Data listing:
= = = = = = =
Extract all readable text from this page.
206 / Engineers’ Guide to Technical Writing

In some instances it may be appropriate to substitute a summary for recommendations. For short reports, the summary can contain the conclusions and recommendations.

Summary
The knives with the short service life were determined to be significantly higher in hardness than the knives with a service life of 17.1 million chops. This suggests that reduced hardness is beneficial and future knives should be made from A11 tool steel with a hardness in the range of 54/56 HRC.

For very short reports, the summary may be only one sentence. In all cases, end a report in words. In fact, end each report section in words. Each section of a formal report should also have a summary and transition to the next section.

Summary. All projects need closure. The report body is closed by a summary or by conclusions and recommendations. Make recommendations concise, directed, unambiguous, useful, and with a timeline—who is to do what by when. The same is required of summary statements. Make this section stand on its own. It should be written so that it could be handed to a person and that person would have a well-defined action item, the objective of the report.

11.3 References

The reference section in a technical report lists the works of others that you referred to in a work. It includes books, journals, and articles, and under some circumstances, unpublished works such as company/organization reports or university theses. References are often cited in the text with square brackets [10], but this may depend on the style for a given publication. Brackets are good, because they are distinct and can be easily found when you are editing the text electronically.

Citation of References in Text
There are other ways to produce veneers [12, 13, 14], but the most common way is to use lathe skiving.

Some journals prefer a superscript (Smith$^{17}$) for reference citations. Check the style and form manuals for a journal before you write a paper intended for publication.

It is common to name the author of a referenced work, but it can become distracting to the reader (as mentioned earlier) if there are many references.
= = = = = = =
Short exercise:
Return all of the data precisely as it appears.

Output below:
Extract all readable text from this page.
206 / Engineers’ Guide to Technical Writing

In some instances it may be appropriate to substitute a summary for recommendations. For short reports, the summary can contain the conclusions and recommendations.

Summary
The knives with the short service life were determined to be significantly higher in hardness than the knives with a service life of 17.1 million chops. This suggests that reduced hardness is beneficial and future knives should be made from A11 tool steel with a hardness in the range of 54/56 HRC.

For very short reports, the summary may be only one sentence. In all cases, end a report in words. In fact, end each report section in words. Each section of a formal report should also have a summary and transition to the next section.

Summary. All projects need closure. The report body is closed by a summary or by conclusions and recommendations. Make recommendations concise, directed, unambiguous, useful, and with a timeline—who is to do what by when. The same is required of summary statements. Make this section stand on its own. It should be written so that it could be handed to a person and that person would have a well-defined action item, the objective of the report.

11.3 References

The reference section in a technical report lists the works of others that you referred to in a work. It includes books, journals, and articles, and under some circumstances, unpublished works such as company/organization reports or university theses. References are often cited in the text with square brackets [10], but this may depend on the style for a given publication. Brackets are good, because they are distinct and can be easily found when you are editing the text electronically.

Citation of References in Text
There are other ways to produce veneers [12, 13, 14], but the most common way is to use lathe skiving.

Some journals prefer a superscript (Smith$^{17}$) for reference citations. Check the style and form manuals for a journal before you write a paper intended for publication.

It is common to name the author of a referenced work, but it can become distracting to the reader (as mentioned earlier) if there are many references.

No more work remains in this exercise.